++++ Dataset records

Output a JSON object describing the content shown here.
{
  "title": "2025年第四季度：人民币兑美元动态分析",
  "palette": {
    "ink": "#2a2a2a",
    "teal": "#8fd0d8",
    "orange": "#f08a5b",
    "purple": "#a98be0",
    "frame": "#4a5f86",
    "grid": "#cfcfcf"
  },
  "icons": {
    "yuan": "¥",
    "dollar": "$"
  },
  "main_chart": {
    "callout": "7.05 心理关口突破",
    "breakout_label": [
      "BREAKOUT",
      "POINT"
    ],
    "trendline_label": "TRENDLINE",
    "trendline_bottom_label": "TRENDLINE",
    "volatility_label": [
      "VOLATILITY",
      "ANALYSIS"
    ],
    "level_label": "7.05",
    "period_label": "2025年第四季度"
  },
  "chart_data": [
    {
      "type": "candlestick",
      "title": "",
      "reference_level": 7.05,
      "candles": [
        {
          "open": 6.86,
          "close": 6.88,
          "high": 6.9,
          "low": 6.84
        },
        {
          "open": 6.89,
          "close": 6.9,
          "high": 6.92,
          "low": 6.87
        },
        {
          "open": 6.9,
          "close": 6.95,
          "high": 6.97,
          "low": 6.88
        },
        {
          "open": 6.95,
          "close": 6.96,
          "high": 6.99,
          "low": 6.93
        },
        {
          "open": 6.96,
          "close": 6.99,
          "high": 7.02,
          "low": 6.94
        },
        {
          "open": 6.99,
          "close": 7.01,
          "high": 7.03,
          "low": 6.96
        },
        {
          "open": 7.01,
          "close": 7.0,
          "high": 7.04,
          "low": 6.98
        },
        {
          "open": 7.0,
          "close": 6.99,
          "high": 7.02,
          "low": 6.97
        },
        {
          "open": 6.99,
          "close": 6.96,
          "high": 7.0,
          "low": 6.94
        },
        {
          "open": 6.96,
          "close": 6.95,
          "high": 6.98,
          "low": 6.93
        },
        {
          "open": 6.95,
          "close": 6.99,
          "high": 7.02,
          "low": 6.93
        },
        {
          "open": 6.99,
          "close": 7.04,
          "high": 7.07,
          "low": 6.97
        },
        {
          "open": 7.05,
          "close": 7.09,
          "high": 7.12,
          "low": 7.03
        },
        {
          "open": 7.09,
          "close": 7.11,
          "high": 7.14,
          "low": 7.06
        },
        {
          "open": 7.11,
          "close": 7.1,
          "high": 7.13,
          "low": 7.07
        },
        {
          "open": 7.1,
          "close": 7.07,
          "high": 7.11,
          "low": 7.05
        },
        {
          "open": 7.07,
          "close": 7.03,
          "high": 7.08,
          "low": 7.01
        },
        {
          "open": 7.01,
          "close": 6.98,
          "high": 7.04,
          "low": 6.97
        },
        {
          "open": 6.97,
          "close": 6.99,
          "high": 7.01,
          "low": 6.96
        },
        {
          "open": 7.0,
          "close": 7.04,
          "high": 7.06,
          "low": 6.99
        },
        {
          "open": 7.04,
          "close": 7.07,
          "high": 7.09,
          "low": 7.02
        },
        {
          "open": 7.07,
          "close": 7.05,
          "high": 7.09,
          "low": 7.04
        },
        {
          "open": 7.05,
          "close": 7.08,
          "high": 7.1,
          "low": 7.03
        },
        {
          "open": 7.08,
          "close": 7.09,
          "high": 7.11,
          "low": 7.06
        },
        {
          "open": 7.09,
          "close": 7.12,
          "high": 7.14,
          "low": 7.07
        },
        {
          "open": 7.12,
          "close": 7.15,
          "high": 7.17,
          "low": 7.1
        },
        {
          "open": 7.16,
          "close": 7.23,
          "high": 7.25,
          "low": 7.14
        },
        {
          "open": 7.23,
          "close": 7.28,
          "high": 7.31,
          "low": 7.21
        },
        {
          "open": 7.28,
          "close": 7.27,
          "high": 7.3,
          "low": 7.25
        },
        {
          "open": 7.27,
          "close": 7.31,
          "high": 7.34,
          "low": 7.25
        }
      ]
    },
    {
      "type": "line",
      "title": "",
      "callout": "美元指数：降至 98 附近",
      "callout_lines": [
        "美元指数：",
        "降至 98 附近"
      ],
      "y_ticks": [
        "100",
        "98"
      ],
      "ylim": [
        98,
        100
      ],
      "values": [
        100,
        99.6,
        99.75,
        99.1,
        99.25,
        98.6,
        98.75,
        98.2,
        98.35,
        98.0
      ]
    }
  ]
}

++++++++

(Directions for this task)
In this exercise, repeat all entries exactly.

(Answer to the exercise)
Output a JSON object describing the content shown here.
{
  "title": "2025年第四季度：人民币兑美元动态分析",
  "palette": {
    "ink": "#2a2a2a",
    "teal": "#8fd0d8",
    "orange": "#f08a5b",
    "purple": "#a98be0",
    "frame": "#4a5f86",
    "grid": "#cfcfcf"
  },
  "icons": {
    "yuan": "¥",
    "dollar": "$"
  },
  "main_chart": {
    "callout": "7.05 心理关口突破",
    "breakout_label": [
      "BREAKOUT",
      "POINT"
    ],
    "trendline_label": "TRENDLINE",
    "trendline_bottom_label": "TRENDLINE",
    "volatility_label": [
      "VOLATILITY",
      "ANALYSIS"
    ],
    "level_label": "7.05",
    "period_label": "2025年第四季度"
  },
  "chart_data": [
    {
      "type": "candlestick",
      "title": "",
      "reference_level": 7.05,
      "candles": [
        {
          "open": 6.86,
          "close": 6.88,
          "high": 6.9,
          "low": 6.84
        },
        {
          "open": 6.89,
          "close": 6.9,
          "high": 6.92,
          "low": 6.87
        },
        {
          "open": 6.9,
          "close": 6.95,
          "high": 6.97,
          "low": 6.88
        },
        {
          "open": 6.95,
          "close": 6.96,
          "high": 6.99,
          "low": 6.93
        },
        {
          "open": 6.96,
          "close": 6.99,
          "high": 7.02,
          "low": 6.94
        },
        {
          "open": 6.99,
          "close": 7.01,
          "high": 7.03,
          "low": 6.96
        },
        {
          "open": 7.01,
          "close": 7.0,
          "high": 7.04,
          "low": 6.98
        },
        {
          "open": 7.0,
          "close": 6.99,
          "high": 7.02,
          "low": 6.97
        },
        {
          "open": 6.99,
          "close": 6.96,
          "high": 7.0,
          "low": 6.94
        },
        {
          "open": 6.96,
          "close": 6.95,
          "high": 6.98,
          "low": 6.93
        },
        {
          "open": 6.95,
          "close": 6.99,
          "high": 7.02,
          "low": 6.93
        },
        {
          "open": 6.99,
          "close": 7.04,
          "high": 7.07,
          "low": 6.97
        },
        {
          "open": 7.05,
          "close": 7.09,
          "high": 7.12,
          "low": 7.03
        },
        {
          "open": 7.09,
          "close": 7.11,
          "high": 7.14,
          "low": 7.06
        },
        {
          "open": 7.11,
          "close": 7.1,
          "high": 7.13,
          "low": 7.07
        },
        {
          "open": 7.1,
          "close": 7.07,
          "high": 7.11,
          "low": 7.05
        },
        {
          "open": 7.07,
          "close": 7.03,
          "high": 7.08,
          "low": 7.01
        },
        {
          "open": 7.01,
          "close": 6.98,
          "high": 7.04,
          "low": 6.97
        },
        {
          "open": 6.97,
          "close": 6.99,
          "high": 7.01,
          "low": 6.96
        },
        {
          "open": 7.0,
          "close": 7.04,
          "high": 7.06,
          "low": 6.99
        },
        {
          "open": 7.04,
          "close": 7.07,
          "high": 7.09,
          "low": 7.02
        },
        {
          "open": 7.07,
          "close": 7.05,
          "high": 7.09,
          "low": 7.04
        },
        {
          "open": 7.05,
          "close": 7.08,
          "high": 7.1,
          "low": 7.03
        },
        {
          "open": 7.08,
          "close": 7.09,
          "high": 7.11,
          "low": 7.06
        },
        {
          "open": 7.09,
          "close": 7.12,
          "high": 7.14,
          "low": 7.07
        },
        {
          "open": 7.12,
          "close": 7.15,
          "high": 7.17,
          "low": 7.1
        },
        {
          "open": 7.16,
          "close": 7.23,
          "high": 7.25,
          "low": 7.14
        },
        {
          "open": 7.23,
          "close": 7.28,
          "high": 7.31,
          "low": 7.21
        },
        {
          "open": 7.28,
          "close": 7.27,
          "high": 7.3,
          "low": 7.25
        },
        {
          "open": 7.27,
          "close": 7.31,
          "high": 7.34,
          "low": 7.25
        }
      ]
    },
    {
      "type": "line",
      "title": "",
      "callout": "美元指数：降至 98 附近",
      "callout_lines": [
        "美元指数：",
        "降至 98 附近"
      ],
      "y_ticks": [
        "100",
        "98"
      ],
      "ylim": [
        98,
        100
      ],
      "values": [
        100,
        99.6,
        99.75,
        99.1,
        99.25,
        98.6,
        98.75,
        98.2,
        98.35,
        98.0
      ]
    }
  ]
}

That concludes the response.